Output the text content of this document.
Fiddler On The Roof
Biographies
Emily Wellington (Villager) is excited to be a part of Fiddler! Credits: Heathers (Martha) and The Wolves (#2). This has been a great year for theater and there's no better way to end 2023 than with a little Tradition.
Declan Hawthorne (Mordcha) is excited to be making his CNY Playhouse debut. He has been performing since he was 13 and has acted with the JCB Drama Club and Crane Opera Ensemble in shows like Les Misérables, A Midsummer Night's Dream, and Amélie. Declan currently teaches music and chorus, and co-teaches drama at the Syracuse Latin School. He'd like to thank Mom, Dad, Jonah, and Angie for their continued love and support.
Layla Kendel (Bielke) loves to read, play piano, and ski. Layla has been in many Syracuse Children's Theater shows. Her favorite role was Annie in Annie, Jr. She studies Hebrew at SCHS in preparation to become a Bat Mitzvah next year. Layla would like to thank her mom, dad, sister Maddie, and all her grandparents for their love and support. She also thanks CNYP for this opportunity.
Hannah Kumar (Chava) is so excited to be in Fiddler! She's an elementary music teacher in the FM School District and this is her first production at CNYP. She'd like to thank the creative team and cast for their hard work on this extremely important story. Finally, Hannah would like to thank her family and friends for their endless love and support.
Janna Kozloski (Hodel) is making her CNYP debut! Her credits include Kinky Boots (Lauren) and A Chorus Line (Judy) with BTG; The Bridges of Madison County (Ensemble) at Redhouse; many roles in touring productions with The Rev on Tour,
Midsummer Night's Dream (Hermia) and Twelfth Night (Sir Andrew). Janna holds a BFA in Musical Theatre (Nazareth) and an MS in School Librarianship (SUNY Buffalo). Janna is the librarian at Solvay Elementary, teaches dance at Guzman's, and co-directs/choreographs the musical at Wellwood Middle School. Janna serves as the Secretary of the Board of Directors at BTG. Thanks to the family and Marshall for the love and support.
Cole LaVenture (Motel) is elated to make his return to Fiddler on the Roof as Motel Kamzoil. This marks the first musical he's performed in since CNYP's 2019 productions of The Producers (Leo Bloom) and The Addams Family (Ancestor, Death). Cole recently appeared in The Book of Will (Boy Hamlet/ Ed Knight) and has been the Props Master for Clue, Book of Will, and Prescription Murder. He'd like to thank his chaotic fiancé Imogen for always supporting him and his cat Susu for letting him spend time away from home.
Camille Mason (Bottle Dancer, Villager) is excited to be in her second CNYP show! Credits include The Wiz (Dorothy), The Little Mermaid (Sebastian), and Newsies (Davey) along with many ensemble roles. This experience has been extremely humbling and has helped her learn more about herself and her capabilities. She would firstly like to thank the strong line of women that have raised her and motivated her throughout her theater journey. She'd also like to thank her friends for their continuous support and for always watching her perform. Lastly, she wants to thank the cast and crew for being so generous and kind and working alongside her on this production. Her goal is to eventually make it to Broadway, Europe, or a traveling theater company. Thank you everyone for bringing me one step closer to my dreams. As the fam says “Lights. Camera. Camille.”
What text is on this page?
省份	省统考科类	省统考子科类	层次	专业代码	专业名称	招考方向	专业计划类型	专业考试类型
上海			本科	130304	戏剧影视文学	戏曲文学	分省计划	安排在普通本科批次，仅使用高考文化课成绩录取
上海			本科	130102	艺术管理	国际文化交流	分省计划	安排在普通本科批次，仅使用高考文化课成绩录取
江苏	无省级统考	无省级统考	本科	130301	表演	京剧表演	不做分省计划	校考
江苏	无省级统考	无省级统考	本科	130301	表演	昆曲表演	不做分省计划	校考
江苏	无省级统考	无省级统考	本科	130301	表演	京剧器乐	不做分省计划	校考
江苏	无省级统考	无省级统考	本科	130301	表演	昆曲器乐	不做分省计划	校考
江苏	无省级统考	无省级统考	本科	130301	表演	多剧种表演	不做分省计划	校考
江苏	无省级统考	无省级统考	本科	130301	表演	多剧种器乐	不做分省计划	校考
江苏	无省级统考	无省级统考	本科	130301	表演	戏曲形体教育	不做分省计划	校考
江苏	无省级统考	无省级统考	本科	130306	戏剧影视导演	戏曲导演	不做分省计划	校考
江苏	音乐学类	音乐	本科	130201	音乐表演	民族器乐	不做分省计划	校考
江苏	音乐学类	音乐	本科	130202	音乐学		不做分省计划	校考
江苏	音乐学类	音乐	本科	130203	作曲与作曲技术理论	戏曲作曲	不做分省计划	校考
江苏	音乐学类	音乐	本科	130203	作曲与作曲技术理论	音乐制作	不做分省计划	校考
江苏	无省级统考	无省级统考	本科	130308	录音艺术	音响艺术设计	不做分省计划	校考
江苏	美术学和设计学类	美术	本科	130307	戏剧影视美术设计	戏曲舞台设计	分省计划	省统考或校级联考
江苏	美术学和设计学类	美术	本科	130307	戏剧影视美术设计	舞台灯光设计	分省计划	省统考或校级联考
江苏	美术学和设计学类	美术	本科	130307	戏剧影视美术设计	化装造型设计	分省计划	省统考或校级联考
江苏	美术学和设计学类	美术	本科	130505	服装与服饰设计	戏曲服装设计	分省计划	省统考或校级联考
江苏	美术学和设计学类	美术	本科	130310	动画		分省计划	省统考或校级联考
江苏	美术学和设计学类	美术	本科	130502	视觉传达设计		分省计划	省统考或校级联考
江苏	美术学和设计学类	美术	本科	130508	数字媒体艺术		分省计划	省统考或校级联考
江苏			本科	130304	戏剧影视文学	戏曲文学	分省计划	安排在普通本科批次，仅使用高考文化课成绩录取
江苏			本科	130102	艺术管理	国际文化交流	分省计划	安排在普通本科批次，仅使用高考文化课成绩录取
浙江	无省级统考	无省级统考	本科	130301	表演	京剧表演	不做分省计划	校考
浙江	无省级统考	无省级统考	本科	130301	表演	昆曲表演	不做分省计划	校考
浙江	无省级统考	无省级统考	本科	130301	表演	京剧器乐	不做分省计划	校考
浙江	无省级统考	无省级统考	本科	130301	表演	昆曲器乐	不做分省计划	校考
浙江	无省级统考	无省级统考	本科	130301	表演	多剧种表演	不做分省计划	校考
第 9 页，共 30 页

######

For each line of the listing that holds the word "昆曲表演", show that line.

江苏	无省级统考	无省级统考	本科	130301	表演	昆曲表演	不做分省计划	校考
浙江	无省级统考	无省级统考	本科	130301	表演	昆曲表演	不做分省计划	校考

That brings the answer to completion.